Count how many lines of the material below have the word "emoji" and give only the number.

Data provided
┄┄┄┄┄┄┄┄┄┄┄┄┄┄┄┄┄┄┄┄

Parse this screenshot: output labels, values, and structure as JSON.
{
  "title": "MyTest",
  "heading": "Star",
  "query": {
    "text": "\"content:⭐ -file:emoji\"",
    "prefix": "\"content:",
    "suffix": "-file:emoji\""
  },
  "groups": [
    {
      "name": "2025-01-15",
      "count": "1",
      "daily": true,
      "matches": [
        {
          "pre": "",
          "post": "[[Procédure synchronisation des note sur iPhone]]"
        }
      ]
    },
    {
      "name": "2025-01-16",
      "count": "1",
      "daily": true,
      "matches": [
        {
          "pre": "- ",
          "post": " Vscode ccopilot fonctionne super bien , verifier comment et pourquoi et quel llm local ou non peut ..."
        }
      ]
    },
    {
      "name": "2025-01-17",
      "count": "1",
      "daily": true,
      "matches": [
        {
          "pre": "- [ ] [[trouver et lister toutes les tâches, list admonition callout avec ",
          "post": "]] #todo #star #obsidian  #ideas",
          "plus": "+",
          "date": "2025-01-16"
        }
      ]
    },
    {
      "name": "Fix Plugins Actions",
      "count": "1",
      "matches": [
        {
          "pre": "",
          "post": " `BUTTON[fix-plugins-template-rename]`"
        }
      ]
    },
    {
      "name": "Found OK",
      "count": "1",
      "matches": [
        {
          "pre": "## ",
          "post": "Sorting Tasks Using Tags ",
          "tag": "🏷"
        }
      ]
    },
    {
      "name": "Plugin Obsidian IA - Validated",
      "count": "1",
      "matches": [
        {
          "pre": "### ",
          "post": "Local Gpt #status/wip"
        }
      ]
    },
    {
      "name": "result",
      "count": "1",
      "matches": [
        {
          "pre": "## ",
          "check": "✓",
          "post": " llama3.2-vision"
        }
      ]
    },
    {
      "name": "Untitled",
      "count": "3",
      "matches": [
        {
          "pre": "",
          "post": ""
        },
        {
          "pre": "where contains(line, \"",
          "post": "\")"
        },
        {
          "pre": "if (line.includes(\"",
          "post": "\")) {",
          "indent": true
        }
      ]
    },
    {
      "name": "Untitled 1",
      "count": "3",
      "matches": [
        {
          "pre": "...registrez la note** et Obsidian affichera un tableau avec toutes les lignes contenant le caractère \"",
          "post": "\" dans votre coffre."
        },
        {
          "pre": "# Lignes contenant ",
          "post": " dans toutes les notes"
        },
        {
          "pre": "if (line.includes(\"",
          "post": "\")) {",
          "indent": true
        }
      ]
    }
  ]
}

┄┄┄┄┄┄┄┄┄┄┄┄┄┄┄┄┄┄┄┄

Worked answer
2